* Task brief *
Look through the data below. Show each line where the string "поля" occurs.

** start of Data records **

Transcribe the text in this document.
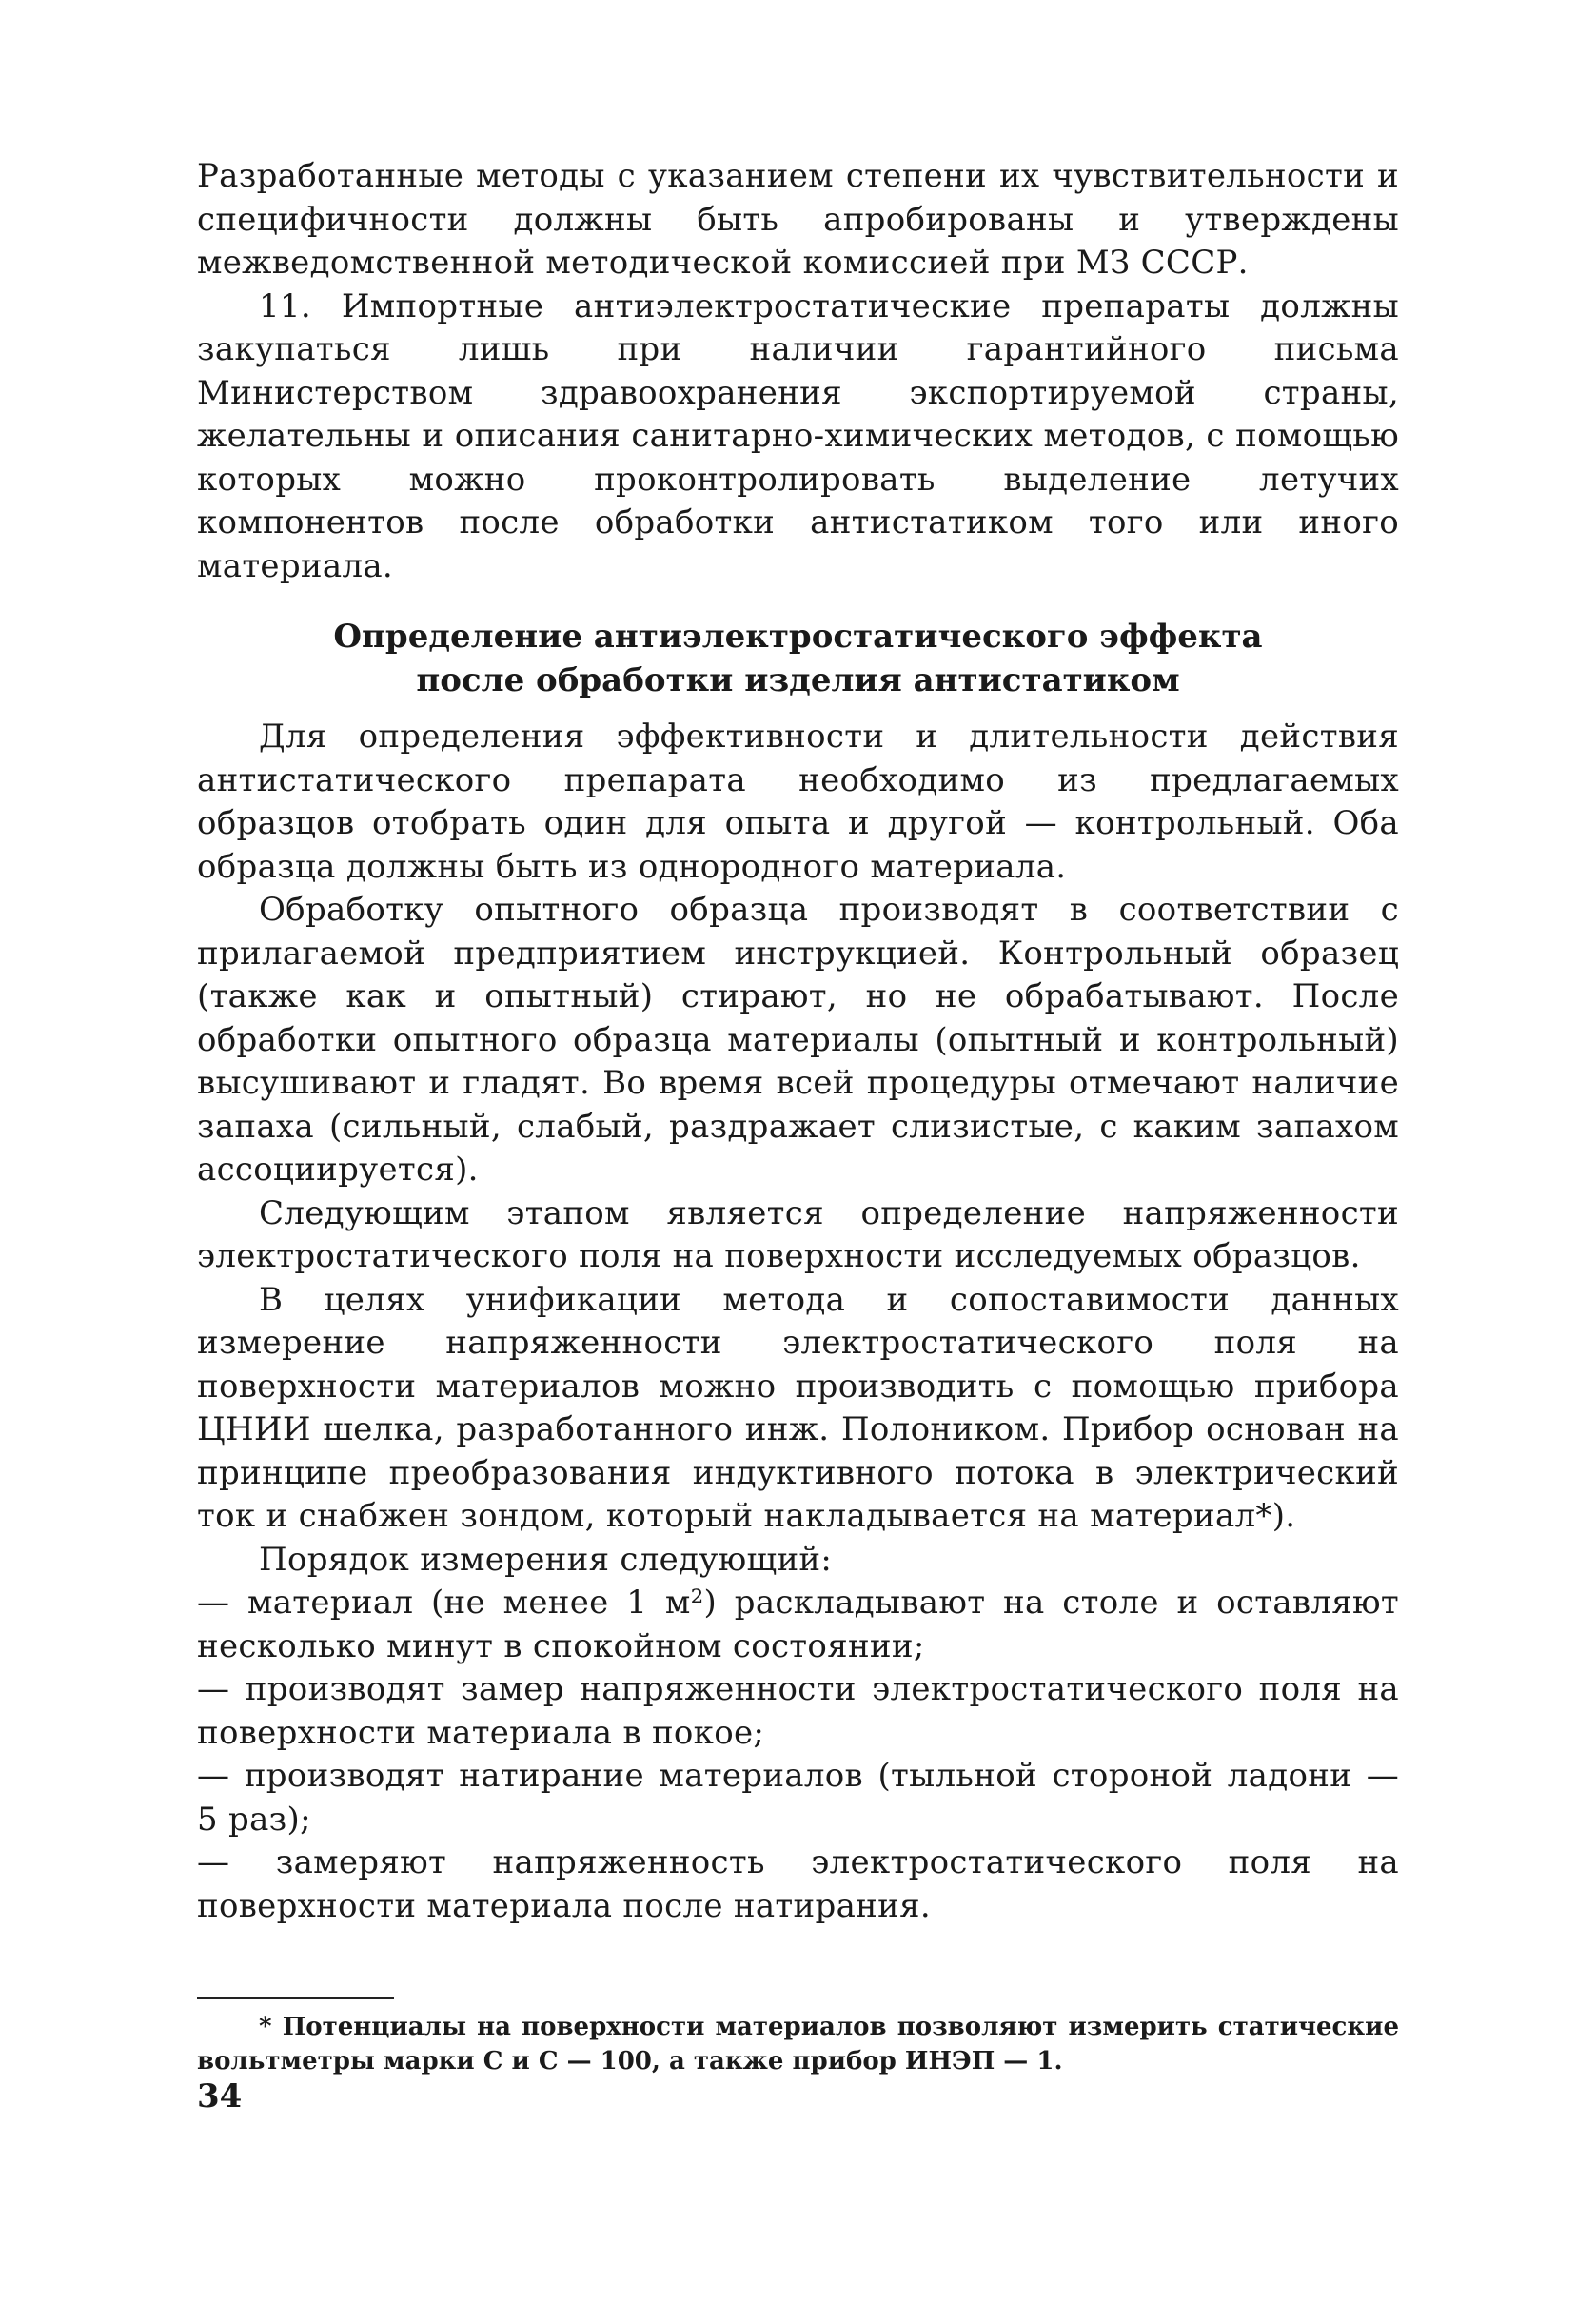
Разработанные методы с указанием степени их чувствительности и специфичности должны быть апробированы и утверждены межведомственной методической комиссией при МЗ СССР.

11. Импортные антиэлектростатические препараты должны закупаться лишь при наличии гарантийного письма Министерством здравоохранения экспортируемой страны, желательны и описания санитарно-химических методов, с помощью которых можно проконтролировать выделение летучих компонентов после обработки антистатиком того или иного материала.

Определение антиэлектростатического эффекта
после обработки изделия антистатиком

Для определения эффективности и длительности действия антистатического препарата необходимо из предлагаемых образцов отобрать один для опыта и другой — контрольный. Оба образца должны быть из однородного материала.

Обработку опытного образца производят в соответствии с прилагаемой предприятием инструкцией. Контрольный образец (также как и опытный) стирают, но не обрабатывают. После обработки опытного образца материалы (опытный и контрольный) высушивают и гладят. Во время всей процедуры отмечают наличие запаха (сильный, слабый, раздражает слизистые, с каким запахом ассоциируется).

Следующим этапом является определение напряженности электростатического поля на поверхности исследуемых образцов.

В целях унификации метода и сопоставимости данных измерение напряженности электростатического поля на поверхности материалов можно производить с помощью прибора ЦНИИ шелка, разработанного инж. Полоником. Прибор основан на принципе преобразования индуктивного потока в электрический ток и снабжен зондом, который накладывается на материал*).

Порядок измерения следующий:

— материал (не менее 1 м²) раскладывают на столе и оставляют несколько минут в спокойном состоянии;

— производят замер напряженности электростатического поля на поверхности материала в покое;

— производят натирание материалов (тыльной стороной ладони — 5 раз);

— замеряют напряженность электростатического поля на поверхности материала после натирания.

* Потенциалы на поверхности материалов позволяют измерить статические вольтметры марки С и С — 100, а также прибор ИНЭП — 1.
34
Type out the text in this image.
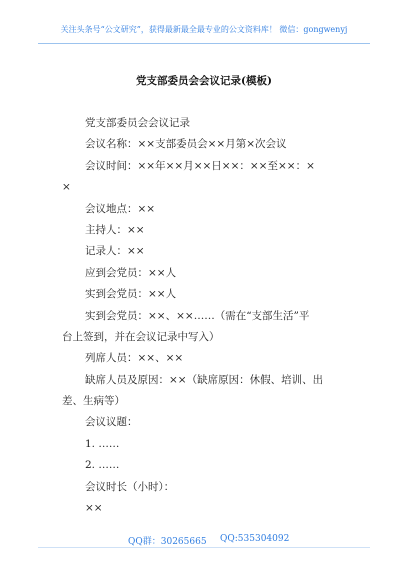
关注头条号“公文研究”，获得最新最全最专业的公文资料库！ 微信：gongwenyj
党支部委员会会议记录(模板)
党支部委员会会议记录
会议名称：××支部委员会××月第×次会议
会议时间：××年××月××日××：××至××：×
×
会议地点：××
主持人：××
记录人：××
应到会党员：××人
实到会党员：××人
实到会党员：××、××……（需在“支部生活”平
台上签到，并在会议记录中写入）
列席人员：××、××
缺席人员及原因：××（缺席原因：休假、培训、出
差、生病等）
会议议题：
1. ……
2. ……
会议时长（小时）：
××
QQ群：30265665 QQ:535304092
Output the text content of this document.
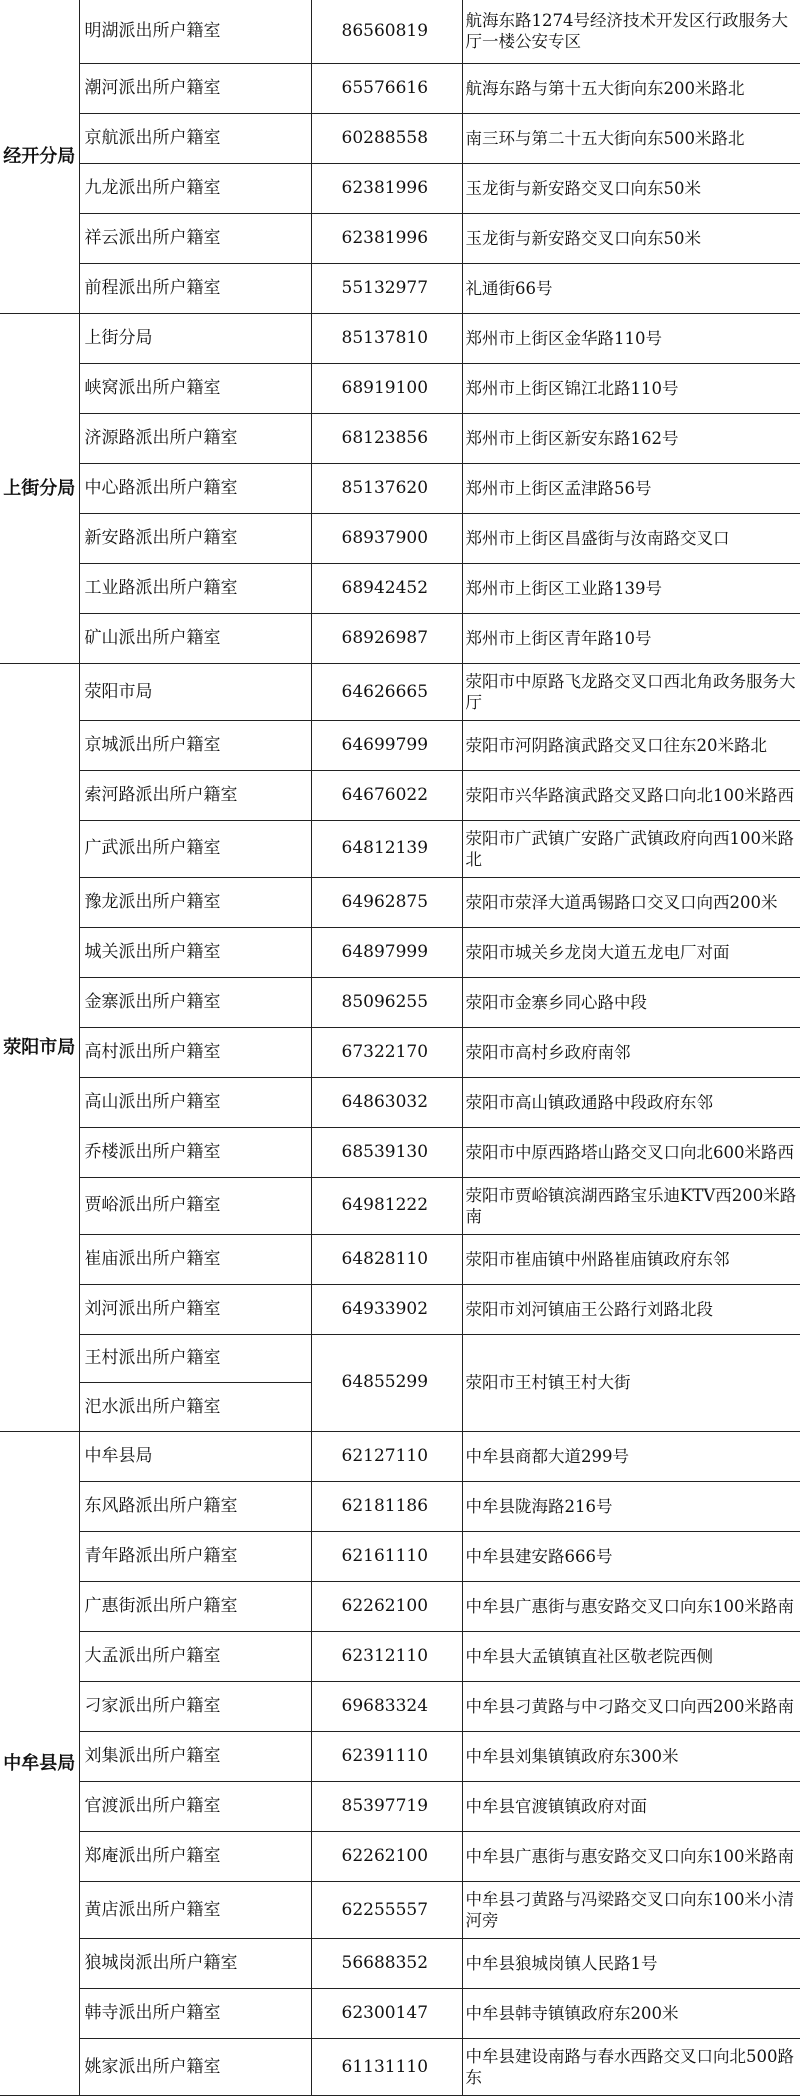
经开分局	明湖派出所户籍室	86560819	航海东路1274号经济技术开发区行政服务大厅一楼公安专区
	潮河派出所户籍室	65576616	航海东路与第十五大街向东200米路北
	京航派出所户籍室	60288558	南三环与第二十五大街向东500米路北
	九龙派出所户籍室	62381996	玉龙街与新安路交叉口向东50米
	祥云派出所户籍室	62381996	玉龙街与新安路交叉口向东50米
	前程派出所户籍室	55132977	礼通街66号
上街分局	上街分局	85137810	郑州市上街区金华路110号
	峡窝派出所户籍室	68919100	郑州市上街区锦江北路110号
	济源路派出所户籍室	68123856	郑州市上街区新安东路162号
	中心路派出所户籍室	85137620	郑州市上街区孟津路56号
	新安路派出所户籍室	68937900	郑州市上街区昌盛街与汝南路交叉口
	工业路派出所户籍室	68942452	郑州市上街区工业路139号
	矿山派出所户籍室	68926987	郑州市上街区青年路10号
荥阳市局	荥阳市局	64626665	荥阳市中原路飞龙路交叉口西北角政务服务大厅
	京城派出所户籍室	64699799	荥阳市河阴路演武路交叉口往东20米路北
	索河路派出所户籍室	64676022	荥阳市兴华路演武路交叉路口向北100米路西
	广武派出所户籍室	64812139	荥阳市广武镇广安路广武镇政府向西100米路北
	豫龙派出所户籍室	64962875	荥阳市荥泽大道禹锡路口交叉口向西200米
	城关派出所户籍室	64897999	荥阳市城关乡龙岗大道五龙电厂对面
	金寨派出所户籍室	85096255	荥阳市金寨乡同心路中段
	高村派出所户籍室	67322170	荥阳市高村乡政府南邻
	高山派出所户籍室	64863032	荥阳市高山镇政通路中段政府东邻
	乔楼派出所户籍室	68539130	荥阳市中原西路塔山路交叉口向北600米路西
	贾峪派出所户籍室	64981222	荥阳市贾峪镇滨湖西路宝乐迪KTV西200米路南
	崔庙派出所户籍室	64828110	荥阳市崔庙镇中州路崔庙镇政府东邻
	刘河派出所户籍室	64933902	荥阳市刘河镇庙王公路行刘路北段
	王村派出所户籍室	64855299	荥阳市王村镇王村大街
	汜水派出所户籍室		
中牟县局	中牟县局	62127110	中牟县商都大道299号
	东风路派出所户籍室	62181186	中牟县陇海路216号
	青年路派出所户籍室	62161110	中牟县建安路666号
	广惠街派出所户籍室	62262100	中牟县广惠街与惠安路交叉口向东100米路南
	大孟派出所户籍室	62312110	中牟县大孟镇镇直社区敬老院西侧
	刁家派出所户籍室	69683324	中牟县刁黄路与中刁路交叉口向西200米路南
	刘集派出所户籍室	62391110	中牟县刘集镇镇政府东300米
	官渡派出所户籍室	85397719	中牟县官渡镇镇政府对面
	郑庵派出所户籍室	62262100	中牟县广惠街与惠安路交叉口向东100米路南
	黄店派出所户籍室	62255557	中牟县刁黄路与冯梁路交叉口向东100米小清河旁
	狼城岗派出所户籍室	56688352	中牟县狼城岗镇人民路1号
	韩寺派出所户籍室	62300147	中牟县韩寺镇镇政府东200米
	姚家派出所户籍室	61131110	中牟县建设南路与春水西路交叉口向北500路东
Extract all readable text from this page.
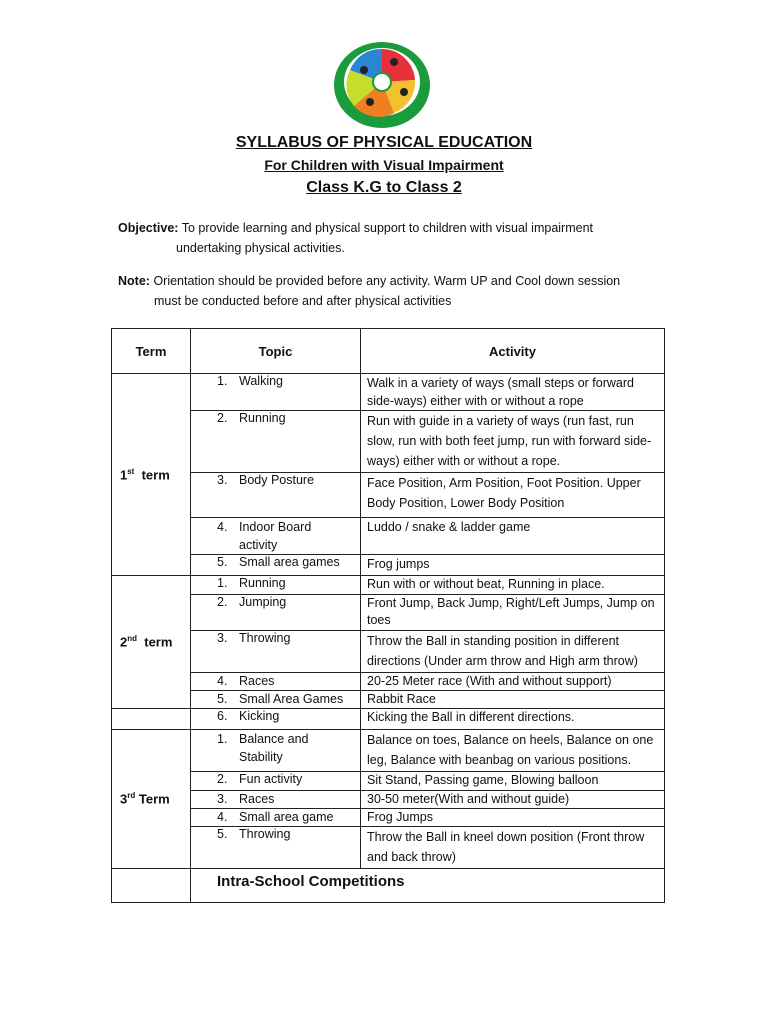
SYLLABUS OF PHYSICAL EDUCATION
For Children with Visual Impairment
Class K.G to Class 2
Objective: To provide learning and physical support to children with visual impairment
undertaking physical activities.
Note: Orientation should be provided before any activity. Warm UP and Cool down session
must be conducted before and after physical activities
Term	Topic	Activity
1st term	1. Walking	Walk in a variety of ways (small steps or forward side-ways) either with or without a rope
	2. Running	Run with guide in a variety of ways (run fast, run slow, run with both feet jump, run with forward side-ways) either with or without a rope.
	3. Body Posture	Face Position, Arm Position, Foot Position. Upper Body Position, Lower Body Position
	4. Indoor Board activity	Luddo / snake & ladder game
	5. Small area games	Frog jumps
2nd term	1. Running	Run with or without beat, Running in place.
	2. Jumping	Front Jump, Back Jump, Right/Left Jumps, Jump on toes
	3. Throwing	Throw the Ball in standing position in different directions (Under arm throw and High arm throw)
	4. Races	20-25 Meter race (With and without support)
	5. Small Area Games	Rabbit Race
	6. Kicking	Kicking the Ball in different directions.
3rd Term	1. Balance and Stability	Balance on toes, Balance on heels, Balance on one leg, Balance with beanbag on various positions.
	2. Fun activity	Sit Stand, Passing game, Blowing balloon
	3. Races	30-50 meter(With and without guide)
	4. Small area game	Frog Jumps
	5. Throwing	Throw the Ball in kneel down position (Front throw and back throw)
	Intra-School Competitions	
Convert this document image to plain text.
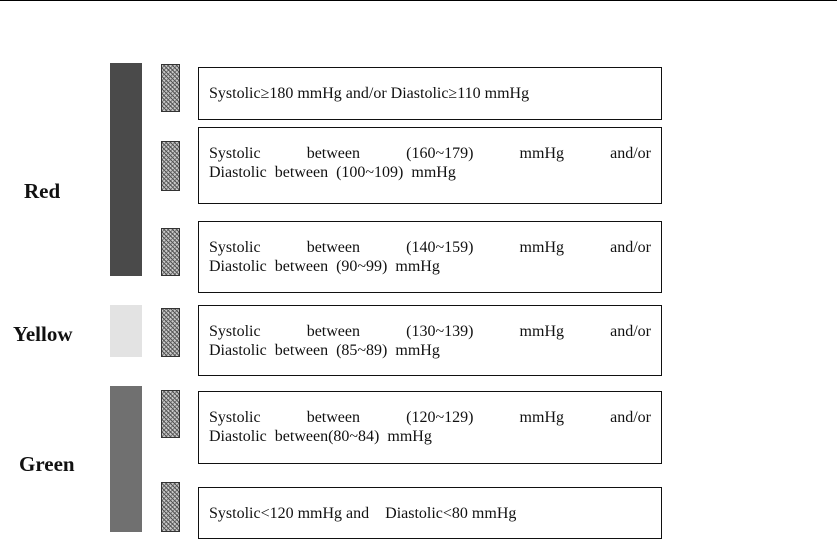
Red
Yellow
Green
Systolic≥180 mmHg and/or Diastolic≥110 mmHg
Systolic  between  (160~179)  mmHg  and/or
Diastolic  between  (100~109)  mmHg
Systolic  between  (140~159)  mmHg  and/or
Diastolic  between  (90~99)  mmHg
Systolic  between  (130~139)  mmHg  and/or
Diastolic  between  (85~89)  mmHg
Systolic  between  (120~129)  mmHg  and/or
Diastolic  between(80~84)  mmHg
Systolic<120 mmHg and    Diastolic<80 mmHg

** end of Data records **

* Complete output *
Следующим этапом является определение напряженности электростатического поля на поверхности исследуемых образцов.
В целях унификации метода и сопоставимости данных измерение напряженности электростатического поля на поверхности материалов можно производить с помощью прибора ЦНИИ шелка, разработанного инж. Полоником. Прибор основан на принципе преобразования индуктивного потока в электрический ток и снабжен зондом, который накладывается на материал*).
— производят замер напряженности электростатического поля на поверхности материала в покое;
— замеряют напряженность электростатического поля на поверхности материала после натирания.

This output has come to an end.